» **Aim of the exercise**
The listing beneath should be written out in full, exactly as shown.

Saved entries
┌────────
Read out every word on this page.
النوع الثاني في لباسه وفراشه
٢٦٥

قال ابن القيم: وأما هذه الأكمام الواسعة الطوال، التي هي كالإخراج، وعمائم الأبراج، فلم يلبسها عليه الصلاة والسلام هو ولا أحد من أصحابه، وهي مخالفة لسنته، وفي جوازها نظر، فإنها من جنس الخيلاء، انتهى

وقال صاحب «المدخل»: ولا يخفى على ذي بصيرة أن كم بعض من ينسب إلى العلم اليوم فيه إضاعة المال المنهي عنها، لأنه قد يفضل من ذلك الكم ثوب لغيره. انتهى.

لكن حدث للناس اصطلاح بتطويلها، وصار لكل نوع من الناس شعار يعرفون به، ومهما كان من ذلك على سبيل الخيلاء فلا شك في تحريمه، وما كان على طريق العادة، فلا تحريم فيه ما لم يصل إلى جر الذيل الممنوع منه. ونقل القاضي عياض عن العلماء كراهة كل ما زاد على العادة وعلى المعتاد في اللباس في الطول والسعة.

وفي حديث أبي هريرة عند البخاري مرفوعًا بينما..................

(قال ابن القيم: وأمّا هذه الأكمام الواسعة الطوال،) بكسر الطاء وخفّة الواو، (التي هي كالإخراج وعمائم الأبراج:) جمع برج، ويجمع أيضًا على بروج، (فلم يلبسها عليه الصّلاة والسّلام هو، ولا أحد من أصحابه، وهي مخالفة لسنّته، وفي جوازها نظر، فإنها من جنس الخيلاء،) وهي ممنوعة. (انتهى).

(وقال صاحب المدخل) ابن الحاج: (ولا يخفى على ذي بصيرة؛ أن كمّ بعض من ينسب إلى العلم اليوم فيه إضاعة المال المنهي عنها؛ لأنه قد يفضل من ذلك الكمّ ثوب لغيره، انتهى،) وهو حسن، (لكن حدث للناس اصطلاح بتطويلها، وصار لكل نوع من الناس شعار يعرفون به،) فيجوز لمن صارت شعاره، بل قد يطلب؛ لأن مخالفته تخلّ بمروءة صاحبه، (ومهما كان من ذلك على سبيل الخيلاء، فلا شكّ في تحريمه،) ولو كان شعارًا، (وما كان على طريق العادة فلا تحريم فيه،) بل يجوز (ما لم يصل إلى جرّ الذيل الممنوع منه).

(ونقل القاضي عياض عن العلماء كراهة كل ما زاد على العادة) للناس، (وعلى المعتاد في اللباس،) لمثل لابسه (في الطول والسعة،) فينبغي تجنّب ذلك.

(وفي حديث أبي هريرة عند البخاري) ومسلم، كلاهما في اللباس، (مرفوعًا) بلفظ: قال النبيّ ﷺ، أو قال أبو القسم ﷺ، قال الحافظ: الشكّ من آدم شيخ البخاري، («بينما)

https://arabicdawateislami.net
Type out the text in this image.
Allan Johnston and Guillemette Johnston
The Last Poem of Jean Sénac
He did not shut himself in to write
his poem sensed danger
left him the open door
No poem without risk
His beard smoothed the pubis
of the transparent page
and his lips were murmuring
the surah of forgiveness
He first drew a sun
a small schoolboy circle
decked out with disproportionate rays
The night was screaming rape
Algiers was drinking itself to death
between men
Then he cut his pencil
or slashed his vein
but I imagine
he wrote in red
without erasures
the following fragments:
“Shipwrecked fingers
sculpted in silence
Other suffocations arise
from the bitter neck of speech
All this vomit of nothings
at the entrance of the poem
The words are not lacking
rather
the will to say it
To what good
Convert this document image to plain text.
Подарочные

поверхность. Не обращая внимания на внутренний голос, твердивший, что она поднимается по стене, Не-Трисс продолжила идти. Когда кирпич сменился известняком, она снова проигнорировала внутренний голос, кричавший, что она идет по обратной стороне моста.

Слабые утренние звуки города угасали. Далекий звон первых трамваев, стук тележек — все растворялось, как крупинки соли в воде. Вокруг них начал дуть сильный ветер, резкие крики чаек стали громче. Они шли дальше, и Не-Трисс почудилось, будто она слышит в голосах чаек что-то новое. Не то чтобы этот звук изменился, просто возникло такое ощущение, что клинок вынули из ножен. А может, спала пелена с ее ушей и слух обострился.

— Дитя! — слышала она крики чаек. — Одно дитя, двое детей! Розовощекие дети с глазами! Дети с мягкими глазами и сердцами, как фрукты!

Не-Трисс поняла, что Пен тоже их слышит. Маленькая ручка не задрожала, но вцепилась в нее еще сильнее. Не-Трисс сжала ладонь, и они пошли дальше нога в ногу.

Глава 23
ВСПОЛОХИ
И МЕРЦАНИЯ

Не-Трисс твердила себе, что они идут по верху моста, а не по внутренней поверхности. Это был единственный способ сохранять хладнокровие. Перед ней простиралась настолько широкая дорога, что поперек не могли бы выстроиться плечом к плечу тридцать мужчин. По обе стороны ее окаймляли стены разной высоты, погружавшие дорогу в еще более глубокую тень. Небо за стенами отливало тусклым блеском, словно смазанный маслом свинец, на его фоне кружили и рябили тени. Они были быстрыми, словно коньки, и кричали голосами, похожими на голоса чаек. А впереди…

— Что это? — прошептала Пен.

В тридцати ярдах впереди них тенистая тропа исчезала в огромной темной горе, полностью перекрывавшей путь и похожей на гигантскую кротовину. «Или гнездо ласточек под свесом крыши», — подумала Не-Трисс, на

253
└────────
» **Problem solution**
Read out every word on this page.
النوع الثاني في لباسه وفراشه
٢٦٥

قال ابن القيم: وأما هذه الأكمام الواسعة الطوال، التي هي كالإخراج، وعمائم الأبراج، فلم يلبسها عليه الصلاة والسلام هو ولا أحد من أصحابه، وهي مخالفة لسنته، وفي جوازها نظر، فإنها من جنس الخيلاء، انتهى

وقال صاحب «المدخل»: ولا يخفى على ذي بصيرة أن كم بعض من ينسب إلى العلم اليوم فيه إضاعة المال المنهي عنها، لأنه قد يفضل من ذلك الكم ثوب لغيره. انتهى.

لكن حدث للناس اصطلاح بتطويلها، وصار لكل نوع من الناس شعار يعرفون به، ومهما كان من ذلك على سبيل الخيلاء فلا شك في تحريمه، وما كان على طريق العادة، فلا تحريم فيه ما لم يصل إلى جر الذيل الممنوع منه. ونقل القاضي عياض عن العلماء كراهة كل ما زاد على العادة وعلى المعتاد في اللباس في الطول والسعة.

وفي حديث أبي هريرة عند البخاري مرفوعًا بينما..................

(قال ابن القيم: وأمّا هذه الأكمام الواسعة الطوال،) بكسر الطاء وخفّة الواو، (التي هي كالإخراج وعمائم الأبراج:) جمع برج، ويجمع أيضًا على بروج، (فلم يلبسها عليه الصّلاة والسّلام هو، ولا أحد من أصحابه، وهي مخالفة لسنّته، وفي جوازها نظر، فإنها من جنس الخيلاء،) وهي ممنوعة. (انتهى).

(وقال صاحب المدخل) ابن الحاج: (ولا يخفى على ذي بصيرة؛ أن كمّ بعض من ينسب إلى العلم اليوم فيه إضاعة المال المنهي عنها؛ لأنه قد يفضل من ذلك الكمّ ثوب لغيره، انتهى،) وهو حسن، (لكن حدث للناس اصطلاح بتطويلها، وصار لكل نوع من الناس شعار يعرفون به،) فيجوز لمن صارت شعاره، بل قد يطلب؛ لأن مخالفته تخلّ بمروءة صاحبه، (ومهما كان من ذلك على سبيل الخيلاء، فلا شكّ في تحريمه،) ولو كان شعارًا، (وما كان على طريق العادة فلا تحريم فيه،) بل يجوز (ما لم يصل إلى جرّ الذيل الممنوع منه).

(ونقل القاضي عياض عن العلماء كراهة كل ما زاد على العادة) للناس، (وعلى المعتاد في اللباس،) لمثل لابسه (في الطول والسعة،) فينبغي تجنّب ذلك.

(وفي حديث أبي هريرة عند البخاري) ومسلم، كلاهما في اللباس، (مرفوعًا) بلفظ: قال النبيّ ﷺ، أو قال أبو القسم ﷺ، قال الحافظ: الشكّ من آدم شيخ البخاري، («بينما)

https://arabicdawateislami.net
Type out the text in this image.
Allan Johnston and Guillemette Johnston
The Last Poem of Jean Sénac
He did not shut himself in to write
his poem sensed danger
left him the open door
No poem without risk
His beard smoothed the pubis
of the transparent page
and his lips were murmuring
the surah of forgiveness
He first drew a sun
a small schoolboy circle
decked out with disproportionate rays
The night was screaming rape
Algiers was drinking itself to death
between men
Then he cut his pencil
or slashed his vein
but I imagine
he wrote in red
without erasures
the following fragments:
“Shipwrecked fingers
sculpted in silence
Other suffocations arise
from the bitter neck of speech
All this vomit of nothings
at the entrance of the poem
The words are not lacking
rather
the will to say it
To what good
Convert this document image to plain text.
Подарочные

поверхность. Не обращая внимания на внутренний голос, твердивший, что она поднимается по стене, Не-Трисс продолжила идти. Когда кирпич сменился известняком, она снова проигнорировала внутренний голос, кричавший, что она идет по обратной стороне моста.

Слабые утренние звуки города угасали. Далекий звон первых трамваев, стук тележек — все растворялось, как крупинки соли в воде. Вокруг них начал дуть сильный ветер, резкие крики чаек стали громче. Они шли дальше, и Не-Трисс почудилось, будто она слышит в голосах чаек что-то новое. Не то чтобы этот звук изменился, просто возникло такое ощущение, что клинок вынули из ножен. А может, спала пелена с ее ушей и слух обострился.

— Дитя! — слышала она крики чаек. — Одно дитя, двое детей! Розовощекие дети с глазами! Дети с мягкими глазами и сердцами, как фрукты!

Не-Трисс поняла, что Пен тоже их слышит. Маленькая ручка не задрожала, но вцепилась в нее еще сильнее. Не-Трисс сжала ладонь, и они пошли дальше нога в ногу.

Глава 23
ВСПОЛОХИ
И МЕРЦАНИЯ

Не-Трисс твердила себе, что они идут по верху моста, а не по внутренней поверхности. Это был единственный способ сохранять хладнокровие. Перед ней простиралась настолько широкая дорога, что поперек не могли бы выстроиться плечом к плечу тридцать мужчин. По обе стороны ее окаймляли стены разной высоты, погружавшие дорогу в еще более глубокую тень. Небо за стенами отливало тусклым блеском, словно смазанный маслом свинец, на его фоне кружили и рябили тени. Они были быстрыми, словно коньки, и кричали голосами, похожими на голоса чаек. А впереди…

— Что это? — прошептала Пен.

В тридцати ярдах впереди них тенистая тропа исчезала в огромной темной горе, полностью перекрывавшей путь и похожей на гигантскую кротовину. «Или гнездо ласточек под свесом крыши», — подумала Не-Трисс, на

253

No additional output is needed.